Short exercise: Find the lines of data that contain the string "false", then list them.
** START OF Extracted data **
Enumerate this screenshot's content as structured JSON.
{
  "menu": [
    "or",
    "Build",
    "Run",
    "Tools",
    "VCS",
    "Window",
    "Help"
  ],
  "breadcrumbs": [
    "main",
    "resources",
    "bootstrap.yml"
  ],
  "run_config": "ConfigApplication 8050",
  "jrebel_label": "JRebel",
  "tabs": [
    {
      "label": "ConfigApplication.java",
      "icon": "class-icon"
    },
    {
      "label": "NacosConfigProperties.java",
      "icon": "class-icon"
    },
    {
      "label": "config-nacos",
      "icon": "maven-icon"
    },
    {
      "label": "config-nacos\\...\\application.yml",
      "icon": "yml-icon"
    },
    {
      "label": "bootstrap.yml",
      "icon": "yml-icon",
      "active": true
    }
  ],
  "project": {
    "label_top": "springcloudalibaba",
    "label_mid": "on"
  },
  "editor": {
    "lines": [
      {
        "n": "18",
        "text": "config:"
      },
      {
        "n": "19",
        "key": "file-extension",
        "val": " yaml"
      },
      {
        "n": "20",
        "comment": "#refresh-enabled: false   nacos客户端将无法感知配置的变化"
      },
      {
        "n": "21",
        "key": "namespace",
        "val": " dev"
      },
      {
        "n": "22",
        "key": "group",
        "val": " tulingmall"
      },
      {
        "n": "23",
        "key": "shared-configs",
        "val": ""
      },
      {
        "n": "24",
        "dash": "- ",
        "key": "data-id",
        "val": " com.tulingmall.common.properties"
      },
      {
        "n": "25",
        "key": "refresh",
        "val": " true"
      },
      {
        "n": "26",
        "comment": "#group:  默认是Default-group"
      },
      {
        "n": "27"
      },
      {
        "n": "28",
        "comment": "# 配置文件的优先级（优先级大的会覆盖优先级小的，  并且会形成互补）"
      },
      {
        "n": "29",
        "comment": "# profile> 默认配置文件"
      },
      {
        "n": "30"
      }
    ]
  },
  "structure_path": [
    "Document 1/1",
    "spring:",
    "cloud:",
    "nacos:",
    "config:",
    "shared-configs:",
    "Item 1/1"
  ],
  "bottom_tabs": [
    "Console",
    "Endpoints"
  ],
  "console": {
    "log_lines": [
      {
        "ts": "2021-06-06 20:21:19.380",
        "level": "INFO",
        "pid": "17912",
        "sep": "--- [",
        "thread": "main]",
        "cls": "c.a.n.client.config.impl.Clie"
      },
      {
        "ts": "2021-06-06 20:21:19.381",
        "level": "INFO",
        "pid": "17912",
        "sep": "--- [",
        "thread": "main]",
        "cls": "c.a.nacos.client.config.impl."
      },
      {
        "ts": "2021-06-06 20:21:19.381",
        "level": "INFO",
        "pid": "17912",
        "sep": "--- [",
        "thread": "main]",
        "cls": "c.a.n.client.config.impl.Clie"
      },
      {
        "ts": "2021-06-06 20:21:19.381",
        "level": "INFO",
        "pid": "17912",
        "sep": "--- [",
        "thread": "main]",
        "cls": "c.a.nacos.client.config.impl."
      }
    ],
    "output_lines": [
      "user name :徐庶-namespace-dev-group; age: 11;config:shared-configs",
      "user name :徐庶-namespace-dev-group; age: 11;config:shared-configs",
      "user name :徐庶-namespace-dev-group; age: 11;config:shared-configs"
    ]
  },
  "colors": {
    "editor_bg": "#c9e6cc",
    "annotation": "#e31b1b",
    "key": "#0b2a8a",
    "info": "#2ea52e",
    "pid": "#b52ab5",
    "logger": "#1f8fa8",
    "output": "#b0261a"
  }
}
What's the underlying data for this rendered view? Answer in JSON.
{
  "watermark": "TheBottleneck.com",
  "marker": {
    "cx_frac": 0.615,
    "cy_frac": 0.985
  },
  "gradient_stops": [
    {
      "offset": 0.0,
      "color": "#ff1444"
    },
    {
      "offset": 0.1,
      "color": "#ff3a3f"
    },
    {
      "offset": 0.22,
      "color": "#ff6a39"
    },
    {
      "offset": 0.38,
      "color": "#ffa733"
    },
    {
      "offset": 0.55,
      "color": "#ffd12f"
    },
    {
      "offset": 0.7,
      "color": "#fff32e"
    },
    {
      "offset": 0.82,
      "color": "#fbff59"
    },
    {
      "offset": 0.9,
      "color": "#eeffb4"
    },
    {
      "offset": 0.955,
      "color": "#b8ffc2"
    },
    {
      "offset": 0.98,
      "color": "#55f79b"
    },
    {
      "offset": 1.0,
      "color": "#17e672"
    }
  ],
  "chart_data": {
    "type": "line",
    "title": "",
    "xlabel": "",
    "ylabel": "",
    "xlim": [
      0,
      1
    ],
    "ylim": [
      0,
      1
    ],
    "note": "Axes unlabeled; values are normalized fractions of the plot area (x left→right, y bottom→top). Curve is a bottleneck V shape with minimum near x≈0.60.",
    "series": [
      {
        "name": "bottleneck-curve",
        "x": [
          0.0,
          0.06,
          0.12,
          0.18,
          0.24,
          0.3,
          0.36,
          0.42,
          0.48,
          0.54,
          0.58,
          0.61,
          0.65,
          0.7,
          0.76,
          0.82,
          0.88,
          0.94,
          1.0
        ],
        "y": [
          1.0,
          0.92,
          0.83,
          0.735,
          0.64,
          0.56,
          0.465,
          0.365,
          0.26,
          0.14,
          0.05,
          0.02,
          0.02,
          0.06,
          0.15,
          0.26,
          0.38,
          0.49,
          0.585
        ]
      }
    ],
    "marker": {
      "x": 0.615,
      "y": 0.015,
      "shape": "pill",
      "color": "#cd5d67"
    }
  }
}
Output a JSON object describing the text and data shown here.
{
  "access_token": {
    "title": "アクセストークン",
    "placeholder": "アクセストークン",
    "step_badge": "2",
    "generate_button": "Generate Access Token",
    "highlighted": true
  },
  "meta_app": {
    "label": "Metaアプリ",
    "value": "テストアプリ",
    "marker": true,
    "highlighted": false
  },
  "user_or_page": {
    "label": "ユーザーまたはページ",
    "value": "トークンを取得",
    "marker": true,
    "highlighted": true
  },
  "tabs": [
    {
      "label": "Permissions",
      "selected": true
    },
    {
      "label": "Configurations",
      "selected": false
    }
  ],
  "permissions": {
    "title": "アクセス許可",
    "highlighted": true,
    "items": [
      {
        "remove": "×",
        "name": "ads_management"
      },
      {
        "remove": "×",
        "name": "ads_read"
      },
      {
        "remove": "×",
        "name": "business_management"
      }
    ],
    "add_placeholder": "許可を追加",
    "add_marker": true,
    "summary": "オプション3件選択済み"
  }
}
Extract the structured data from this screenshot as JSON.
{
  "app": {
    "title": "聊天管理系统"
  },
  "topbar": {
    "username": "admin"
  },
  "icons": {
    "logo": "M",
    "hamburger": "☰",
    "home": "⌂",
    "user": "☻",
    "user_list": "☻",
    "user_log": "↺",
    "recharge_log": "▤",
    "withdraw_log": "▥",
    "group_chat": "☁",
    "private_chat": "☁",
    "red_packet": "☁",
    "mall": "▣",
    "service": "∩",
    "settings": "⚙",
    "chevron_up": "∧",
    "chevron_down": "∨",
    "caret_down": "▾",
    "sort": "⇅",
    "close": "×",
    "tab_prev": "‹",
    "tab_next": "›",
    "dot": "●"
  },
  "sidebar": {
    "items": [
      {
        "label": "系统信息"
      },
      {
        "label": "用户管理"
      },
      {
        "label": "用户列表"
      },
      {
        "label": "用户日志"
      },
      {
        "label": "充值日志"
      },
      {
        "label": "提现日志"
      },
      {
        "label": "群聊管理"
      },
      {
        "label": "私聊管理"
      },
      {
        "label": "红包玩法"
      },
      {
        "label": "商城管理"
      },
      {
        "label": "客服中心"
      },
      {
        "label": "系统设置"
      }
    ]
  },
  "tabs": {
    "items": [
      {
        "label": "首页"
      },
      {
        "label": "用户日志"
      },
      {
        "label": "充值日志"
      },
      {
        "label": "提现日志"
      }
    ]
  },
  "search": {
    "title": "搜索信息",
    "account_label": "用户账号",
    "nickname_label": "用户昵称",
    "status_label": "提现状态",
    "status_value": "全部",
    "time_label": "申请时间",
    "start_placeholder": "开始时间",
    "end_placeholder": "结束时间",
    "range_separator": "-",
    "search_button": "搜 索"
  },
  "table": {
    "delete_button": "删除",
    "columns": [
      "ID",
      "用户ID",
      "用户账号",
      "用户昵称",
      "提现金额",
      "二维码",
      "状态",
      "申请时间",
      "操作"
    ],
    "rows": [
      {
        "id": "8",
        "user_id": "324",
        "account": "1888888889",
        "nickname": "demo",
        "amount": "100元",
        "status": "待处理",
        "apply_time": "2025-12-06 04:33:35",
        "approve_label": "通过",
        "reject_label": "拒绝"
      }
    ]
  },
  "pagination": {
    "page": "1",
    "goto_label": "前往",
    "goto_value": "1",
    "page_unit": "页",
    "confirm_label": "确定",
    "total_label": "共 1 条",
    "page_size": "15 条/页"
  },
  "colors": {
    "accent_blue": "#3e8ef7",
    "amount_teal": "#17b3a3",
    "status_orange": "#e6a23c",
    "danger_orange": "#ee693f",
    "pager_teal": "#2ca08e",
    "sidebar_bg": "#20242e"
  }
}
** END OF Extracted data **
Solution for this task:
        "comment": "#refresh-enabled: false   nacos客户端将无法感知配置的变化"
    "highlighted": false
      "selected": false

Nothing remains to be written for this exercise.